■ TASK REQUIREMENTS: Lines containing the word "Effect" are to be located and copied.

(Stored data)
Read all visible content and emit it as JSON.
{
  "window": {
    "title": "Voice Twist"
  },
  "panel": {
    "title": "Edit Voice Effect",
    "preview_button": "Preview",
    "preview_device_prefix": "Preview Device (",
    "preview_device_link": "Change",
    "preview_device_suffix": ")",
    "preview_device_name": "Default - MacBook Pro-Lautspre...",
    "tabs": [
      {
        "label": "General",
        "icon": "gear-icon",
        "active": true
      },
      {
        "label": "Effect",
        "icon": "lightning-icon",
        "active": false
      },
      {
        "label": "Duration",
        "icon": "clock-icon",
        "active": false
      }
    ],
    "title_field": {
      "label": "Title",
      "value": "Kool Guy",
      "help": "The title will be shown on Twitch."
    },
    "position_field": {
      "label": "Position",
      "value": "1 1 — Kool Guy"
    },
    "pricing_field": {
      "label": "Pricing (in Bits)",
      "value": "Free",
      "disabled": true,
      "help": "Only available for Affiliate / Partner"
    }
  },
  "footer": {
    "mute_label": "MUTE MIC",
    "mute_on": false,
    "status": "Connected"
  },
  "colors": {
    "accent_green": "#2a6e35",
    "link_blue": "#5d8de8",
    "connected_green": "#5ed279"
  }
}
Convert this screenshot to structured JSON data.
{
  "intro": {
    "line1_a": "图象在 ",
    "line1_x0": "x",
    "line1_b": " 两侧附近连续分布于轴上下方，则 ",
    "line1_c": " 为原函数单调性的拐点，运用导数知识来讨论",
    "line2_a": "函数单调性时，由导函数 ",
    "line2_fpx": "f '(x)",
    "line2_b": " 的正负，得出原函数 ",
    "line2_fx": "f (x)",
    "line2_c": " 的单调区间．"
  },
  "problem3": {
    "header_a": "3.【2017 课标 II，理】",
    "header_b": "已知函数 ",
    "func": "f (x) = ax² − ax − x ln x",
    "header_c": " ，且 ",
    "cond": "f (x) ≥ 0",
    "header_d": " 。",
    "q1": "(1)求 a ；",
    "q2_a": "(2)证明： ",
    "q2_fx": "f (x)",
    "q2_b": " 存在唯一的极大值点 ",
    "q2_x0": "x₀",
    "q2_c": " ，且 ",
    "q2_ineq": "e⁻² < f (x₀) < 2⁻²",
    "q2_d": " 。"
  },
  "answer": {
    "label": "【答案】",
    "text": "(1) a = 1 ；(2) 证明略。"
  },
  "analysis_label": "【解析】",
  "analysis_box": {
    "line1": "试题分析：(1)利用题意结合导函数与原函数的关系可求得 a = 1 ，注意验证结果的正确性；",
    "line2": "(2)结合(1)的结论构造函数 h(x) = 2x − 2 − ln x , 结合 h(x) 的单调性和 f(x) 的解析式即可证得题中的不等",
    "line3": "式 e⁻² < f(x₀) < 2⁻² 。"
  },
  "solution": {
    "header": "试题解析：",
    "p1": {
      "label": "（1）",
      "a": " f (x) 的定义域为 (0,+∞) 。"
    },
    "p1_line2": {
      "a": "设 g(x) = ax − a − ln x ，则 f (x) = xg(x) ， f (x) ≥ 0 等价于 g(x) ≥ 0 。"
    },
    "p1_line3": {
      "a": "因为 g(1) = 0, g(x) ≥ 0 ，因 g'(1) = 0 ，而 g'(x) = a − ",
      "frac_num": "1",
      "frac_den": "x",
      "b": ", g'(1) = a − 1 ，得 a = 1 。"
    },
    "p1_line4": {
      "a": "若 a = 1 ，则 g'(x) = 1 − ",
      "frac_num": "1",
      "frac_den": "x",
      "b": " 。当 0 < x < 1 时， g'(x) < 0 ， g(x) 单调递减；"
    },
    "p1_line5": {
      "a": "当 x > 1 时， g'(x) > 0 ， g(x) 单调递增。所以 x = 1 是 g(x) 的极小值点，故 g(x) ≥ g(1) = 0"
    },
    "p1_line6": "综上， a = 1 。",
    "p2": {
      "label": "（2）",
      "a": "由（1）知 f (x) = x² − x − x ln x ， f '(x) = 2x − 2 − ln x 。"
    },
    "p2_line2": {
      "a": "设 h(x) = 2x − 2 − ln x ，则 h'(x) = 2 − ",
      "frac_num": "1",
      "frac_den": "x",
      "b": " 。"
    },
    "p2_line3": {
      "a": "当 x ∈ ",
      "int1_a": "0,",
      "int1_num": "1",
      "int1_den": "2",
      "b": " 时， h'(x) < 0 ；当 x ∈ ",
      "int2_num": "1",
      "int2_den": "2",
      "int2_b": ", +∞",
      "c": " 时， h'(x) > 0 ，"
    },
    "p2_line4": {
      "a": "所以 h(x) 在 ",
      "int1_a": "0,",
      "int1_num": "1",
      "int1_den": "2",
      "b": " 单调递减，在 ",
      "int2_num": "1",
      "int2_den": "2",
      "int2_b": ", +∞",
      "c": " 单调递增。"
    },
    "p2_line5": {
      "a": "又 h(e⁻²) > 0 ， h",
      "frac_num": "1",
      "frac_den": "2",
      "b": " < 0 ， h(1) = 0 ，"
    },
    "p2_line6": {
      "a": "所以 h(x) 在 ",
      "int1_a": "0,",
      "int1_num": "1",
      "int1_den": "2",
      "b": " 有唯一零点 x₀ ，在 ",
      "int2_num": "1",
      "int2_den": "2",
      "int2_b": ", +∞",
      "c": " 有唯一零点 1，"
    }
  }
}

■ RESPONSE:
    "title": "Edit Voice Effect",
        "label": "Effect",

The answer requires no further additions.